━━━━━ Data rows

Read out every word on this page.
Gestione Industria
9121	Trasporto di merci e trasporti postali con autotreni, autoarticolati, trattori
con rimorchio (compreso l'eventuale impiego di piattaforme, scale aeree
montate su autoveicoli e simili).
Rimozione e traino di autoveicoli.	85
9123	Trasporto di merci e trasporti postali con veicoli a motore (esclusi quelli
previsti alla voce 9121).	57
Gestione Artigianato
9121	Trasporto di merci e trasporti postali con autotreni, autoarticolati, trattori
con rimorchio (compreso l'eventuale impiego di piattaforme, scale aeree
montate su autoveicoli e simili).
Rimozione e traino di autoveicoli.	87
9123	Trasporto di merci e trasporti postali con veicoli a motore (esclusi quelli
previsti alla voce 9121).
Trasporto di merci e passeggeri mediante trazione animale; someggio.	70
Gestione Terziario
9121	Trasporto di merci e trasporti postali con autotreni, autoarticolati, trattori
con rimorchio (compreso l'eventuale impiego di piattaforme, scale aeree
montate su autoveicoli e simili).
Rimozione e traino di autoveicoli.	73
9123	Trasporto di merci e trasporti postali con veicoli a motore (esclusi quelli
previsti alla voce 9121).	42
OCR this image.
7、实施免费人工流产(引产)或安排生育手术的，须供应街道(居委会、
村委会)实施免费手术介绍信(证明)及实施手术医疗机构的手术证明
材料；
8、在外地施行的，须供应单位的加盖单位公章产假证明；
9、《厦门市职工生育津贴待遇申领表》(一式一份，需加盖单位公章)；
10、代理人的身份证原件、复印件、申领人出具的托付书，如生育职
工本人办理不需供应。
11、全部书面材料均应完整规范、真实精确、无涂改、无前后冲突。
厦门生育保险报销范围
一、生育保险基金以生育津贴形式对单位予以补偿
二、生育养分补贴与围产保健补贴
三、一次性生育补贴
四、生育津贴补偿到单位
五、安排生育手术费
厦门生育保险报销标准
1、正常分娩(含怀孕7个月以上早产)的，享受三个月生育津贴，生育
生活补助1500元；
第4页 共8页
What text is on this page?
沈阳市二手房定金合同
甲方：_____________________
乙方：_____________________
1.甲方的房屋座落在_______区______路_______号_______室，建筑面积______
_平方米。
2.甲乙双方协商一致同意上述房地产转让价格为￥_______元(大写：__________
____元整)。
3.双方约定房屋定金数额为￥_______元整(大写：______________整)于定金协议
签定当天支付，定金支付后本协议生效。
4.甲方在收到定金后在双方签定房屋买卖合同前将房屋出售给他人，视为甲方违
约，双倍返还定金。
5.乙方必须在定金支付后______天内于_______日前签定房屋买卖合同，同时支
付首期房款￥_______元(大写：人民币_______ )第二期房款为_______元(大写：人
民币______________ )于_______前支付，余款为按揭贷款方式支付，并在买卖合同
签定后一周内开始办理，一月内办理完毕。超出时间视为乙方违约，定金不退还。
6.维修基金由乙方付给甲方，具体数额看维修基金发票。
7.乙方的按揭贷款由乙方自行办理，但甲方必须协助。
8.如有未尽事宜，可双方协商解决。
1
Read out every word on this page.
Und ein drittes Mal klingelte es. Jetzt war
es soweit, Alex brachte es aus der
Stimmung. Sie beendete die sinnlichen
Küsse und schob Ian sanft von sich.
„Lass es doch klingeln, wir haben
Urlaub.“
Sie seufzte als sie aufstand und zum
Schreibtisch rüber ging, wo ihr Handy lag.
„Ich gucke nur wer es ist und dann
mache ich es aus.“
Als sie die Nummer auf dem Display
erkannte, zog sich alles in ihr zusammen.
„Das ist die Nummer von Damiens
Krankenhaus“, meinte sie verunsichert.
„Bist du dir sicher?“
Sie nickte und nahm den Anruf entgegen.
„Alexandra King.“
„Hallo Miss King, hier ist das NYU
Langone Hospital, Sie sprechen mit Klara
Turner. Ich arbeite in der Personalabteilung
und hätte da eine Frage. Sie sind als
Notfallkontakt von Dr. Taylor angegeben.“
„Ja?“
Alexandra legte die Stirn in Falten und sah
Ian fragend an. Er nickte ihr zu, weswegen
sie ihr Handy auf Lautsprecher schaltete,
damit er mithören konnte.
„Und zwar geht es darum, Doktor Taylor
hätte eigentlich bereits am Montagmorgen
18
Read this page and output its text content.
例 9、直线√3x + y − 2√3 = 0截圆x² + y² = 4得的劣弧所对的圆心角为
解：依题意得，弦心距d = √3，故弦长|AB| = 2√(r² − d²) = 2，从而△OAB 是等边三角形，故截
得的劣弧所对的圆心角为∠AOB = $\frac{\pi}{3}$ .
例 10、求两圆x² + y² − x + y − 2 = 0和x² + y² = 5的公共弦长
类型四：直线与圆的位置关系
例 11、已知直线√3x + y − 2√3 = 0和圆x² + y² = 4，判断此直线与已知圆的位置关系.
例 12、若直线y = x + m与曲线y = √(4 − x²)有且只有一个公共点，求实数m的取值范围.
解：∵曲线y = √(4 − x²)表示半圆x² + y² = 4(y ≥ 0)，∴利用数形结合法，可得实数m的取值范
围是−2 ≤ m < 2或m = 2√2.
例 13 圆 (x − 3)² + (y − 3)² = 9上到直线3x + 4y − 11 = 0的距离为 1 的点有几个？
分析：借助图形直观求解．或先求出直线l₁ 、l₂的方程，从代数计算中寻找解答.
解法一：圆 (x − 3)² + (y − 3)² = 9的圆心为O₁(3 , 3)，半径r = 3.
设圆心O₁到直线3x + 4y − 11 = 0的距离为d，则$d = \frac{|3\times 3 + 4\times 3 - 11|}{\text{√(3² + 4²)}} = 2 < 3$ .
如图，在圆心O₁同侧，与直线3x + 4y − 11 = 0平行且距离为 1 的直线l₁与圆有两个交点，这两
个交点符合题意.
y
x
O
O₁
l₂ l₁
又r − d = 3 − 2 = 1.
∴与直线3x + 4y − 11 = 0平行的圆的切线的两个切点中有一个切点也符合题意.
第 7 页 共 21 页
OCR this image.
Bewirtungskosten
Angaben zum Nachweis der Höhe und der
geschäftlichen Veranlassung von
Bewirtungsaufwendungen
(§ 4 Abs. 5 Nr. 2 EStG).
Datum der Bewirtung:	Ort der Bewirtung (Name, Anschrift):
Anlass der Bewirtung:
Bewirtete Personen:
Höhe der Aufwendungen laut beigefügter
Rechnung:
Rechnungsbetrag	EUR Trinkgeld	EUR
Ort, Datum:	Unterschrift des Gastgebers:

━━━━━━━━━━

> [Goal] Filter the records above and return every line that holds the word "frac".

> [Solution to this problem]
得的劣弧所对的圆心角为∠AOB = $\frac{\pi}{3}$ .
设圆心O₁到直线3x + 4y − 11 = 0的距离为d，则$d = \frac{|3\times 3 + 4\times 3 - 11|}{\text{√(3² + 4²)}} = 2 < 3$ .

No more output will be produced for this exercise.